**Required actions**
[1] List every case that the Kaiser Steel passage cites with a year in its parenthetical.
[2] Edit the Kaiser Steel passage from "If Kaiser's undertaking" to "851 (emphasis added)." so that "undertaking" becomes "commitment", and give the revised wording.

**Article**
--- START ---
If Kaiser's undertaking is illegal under the antitrust or the labor laws, it is because of the financial burden which the agreement attached to purchases of coal from non-UMW producers, even though they may have contributed to other employee welfare funds. It is plain enough that to order Kaiser to pay would command conduct that assertedly renders the promise an illegal undertaking under the federal statutes.
Id. at 79, 102 S.Ct. 851 (emphasis added).
That Kaiser Steel establishes a limiting principle, not a general pronouncement about the enforceability through damages awards or otherwise of agreements in some respects illegal, has sometimes been overlooked. See, e.g., Nagel v. ADM Investor Servs., Inc., 217 F.3d 436, 440 (7th Cir.2000) (stating that despite Kaiser Steel's “ringing declaration, many cases continue to treat the defense of illegality to the enforcement of a contract as presumptive rather than absolute, forgiving minor violations and not allowing the defense to be used to confer windfalls” (citing cases)); Paul Arpin Van Lines, Inc. v. Universal Transp. Servs., Inc., 988 F.2d 288, 290 (1st Cir.1993) (“This general rule [of not enforcing illegal contracts] ․ is almost as much honored in the breach as in the observance.”). Nuanced approaches to the illegal contract defense, taking into account such considerations as the avoidance of windfalls or forfeitures, deterrence of illegal conduct, and relative moral culpability, remain viable in federal court and represent no departure from Kaiser Steel, but only as long as the relief ordered does not mandate illegal conduct. See N. Ind. Pub. Serv. Co., 799 F.2d at 272-73 (applying an equitable, balancing approach, while recognizing that “where the contract itself is illegal-as it would be if it were ․ a violation of section 1 of the Sherman Act, or a contract to commit a bank robbery”-it would be “governed by Kaiser Steel ”); Nat'l Souvenir Ctr. v. Historic Figures, Inc., 728 F.2d 503, 515 (D.C.Cir.1984) (explaining that Kaiser Steel prevents courts from enforcing contracts where doing so would make them “effectively become a party to the allegedly illegal scheme”); Transfair Int'l, Inc. v. United States, 54 Fed. Cl. 78, 84-85 (2002) (relying on the Restatement (Second) of Contracts, Chapter 8); cf. United Food & Commercial Workers Int'l Union, Local 588 v. Foster Poultry Farms, 74 F.3d 169, 174 (9th Cir.1996) (noting that courts will not enforce an arbitration award when it violates a public policy that is explicit, well-defined, dominant, and “one that specifically militates against the relief ordered by the arbitrator” (internal quotation marks and citations omitted)).
--- END ---
**Supplied data**
--- START ---
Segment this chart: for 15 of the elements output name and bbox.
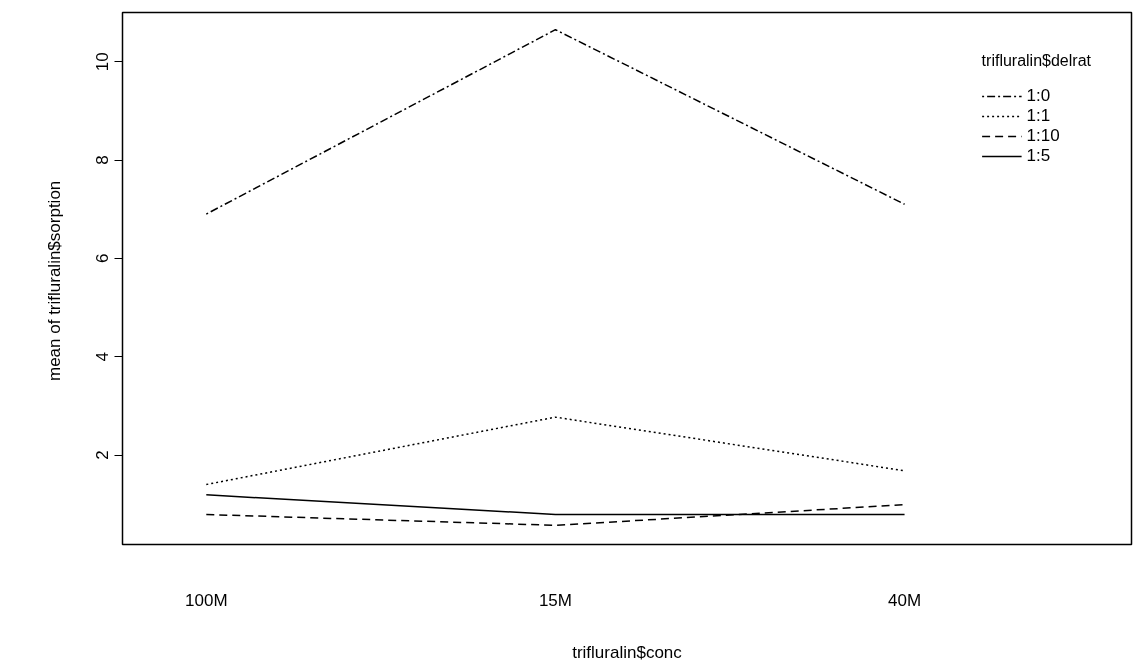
--- END ---
**Outputs by task**
[1]
Nagel v. ADM Investor Servs., Inc.
Paul Arpin Van Lines, Inc. v. Universal Transp. Servs., Inc.
Nat'l Souvenir Ctr. v. Historic Figures, Inc.
Transfair Int'l, Inc. v. United States
United Food & Commercial Workers Int'l Union, Local 588 v. Foster Poultry Farms

[2]
If Kaiser's commitment is illegal under the antitrust or the labor laws, it is because of the financial burden which the agreement attached to purchases of coal from non-UMW producers, even though they may have contributed to other employee welfare funds. It is plain enough that to order Kaiser to pay would command conduct that assertedly renders the promise an illegal commitment under the federal statutes.
Id. at 79, 102 S.Ct. 851 (emphasis added).